§ EXERCISE:
Records follow. Select each line holding "value".

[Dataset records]
________________________________________
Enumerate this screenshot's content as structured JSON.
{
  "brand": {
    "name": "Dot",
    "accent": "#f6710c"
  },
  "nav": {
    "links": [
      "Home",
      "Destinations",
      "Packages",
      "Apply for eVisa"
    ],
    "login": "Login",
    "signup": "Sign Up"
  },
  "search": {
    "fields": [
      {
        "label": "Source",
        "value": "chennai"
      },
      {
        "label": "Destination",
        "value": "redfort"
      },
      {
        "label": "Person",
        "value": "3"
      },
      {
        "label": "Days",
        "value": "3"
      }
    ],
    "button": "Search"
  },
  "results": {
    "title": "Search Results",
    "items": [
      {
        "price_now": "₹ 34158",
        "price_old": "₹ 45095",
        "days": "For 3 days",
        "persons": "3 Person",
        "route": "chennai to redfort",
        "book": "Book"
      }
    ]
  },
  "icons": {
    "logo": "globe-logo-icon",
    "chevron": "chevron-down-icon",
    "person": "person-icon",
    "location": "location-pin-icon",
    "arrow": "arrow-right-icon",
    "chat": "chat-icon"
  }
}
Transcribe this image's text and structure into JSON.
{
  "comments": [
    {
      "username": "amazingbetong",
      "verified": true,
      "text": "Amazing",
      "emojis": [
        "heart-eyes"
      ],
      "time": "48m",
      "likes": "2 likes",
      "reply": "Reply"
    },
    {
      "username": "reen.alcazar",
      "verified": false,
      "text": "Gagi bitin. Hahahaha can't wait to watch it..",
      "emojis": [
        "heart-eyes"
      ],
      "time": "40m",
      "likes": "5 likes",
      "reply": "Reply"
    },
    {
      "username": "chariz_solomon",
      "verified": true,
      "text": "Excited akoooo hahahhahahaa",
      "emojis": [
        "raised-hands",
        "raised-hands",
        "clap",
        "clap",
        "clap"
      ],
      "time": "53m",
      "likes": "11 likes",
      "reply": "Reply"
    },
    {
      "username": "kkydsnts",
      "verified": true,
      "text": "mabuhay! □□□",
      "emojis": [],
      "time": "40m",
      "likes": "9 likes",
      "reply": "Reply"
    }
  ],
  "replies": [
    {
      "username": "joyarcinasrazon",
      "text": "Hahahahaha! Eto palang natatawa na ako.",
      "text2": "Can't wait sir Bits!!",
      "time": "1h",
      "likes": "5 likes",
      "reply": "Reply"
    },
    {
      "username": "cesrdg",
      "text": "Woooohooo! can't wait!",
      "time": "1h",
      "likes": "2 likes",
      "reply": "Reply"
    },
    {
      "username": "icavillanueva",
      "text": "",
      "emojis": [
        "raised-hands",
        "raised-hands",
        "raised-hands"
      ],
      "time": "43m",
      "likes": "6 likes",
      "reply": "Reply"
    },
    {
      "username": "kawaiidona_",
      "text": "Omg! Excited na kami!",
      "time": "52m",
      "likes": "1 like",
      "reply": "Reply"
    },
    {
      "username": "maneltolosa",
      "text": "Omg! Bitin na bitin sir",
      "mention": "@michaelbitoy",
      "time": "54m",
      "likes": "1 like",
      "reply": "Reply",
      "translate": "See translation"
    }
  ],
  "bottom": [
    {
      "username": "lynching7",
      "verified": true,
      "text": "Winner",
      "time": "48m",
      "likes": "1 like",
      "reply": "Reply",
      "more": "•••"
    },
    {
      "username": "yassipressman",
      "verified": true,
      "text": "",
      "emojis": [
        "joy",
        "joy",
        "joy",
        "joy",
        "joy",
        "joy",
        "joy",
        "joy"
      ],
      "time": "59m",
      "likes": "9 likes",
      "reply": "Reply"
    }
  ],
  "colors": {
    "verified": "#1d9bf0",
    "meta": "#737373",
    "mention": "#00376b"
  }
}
________________________________________
§ RESULT:
        "value": "chennai"
        "value": "redfort"
        "value": "3"
        "value": "3"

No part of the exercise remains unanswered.